**DIRECTION**
For every line in the records that has the word "PREPARE", make a copy.

Dataset records:
╭──

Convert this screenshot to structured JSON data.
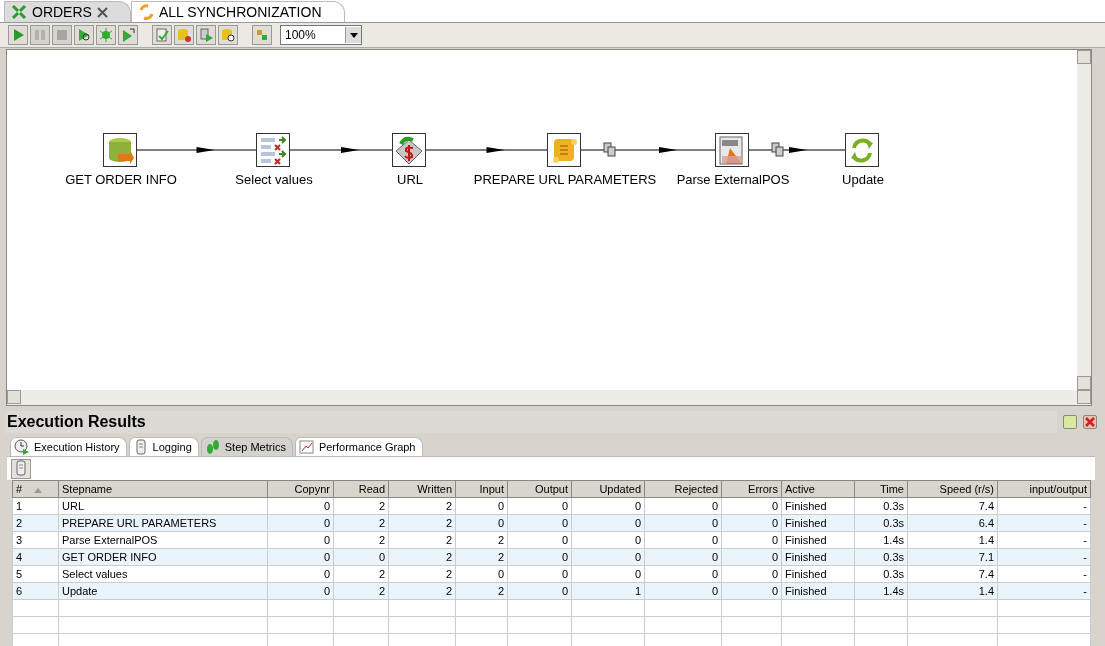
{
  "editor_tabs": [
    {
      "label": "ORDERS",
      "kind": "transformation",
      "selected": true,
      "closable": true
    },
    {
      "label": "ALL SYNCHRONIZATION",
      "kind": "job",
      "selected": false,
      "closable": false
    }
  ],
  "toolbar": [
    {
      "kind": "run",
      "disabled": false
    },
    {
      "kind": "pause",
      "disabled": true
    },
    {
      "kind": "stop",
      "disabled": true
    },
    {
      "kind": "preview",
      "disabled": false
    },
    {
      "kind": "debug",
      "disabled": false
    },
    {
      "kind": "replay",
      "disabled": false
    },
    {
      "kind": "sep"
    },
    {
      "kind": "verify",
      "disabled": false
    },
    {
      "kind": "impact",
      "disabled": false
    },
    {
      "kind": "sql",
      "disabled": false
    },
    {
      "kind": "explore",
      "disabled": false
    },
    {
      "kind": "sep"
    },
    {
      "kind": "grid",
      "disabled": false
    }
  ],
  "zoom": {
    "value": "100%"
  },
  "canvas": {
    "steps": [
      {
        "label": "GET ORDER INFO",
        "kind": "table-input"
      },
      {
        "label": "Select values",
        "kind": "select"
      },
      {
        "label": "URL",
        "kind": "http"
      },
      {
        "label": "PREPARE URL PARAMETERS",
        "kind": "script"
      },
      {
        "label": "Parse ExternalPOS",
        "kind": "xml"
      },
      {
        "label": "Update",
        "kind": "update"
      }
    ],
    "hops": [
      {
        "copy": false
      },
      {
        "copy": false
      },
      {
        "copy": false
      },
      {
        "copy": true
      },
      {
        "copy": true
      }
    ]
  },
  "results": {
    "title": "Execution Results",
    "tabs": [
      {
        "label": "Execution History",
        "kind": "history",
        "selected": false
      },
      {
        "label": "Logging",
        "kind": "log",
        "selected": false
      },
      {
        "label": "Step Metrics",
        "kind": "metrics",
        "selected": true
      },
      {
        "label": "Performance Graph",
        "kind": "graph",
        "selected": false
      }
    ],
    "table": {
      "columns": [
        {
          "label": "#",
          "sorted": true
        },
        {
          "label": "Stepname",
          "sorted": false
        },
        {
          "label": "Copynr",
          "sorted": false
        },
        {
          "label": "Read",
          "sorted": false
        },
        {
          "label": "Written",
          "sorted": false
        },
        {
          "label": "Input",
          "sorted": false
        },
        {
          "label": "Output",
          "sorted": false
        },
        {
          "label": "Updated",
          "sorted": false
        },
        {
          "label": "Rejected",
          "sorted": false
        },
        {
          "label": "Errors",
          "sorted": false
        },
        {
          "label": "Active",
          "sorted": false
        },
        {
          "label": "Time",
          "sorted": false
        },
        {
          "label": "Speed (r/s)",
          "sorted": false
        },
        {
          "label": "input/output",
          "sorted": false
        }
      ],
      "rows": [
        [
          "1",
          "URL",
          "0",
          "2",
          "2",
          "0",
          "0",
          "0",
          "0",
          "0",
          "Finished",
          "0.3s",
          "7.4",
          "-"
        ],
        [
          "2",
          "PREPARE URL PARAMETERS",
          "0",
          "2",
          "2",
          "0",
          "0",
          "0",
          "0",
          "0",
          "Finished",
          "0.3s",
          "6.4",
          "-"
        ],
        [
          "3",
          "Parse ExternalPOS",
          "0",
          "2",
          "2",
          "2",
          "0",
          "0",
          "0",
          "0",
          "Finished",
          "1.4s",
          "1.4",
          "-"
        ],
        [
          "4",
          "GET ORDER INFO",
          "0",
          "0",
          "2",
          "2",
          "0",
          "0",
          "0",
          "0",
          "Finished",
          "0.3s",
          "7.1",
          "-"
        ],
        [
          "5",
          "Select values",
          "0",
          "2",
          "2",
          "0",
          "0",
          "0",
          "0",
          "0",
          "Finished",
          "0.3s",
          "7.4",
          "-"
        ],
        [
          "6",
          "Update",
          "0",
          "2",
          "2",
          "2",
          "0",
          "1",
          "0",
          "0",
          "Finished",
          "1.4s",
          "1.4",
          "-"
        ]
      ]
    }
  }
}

╰──
╭──

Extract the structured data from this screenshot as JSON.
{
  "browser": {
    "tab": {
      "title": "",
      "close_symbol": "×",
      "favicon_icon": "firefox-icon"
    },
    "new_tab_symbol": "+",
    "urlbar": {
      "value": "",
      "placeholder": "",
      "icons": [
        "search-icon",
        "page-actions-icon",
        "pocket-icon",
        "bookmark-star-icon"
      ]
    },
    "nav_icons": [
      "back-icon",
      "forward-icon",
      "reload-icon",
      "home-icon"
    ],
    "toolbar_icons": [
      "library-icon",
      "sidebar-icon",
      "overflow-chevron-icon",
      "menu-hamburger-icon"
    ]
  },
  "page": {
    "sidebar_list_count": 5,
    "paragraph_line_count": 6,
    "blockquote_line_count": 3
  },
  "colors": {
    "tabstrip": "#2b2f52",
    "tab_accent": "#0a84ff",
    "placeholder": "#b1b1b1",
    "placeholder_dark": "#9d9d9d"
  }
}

╰──

**ANSWER TO THE TASK**
        "label": "PREPARE URL PARAMETERS",
          "PREPARE URL PARAMETERS",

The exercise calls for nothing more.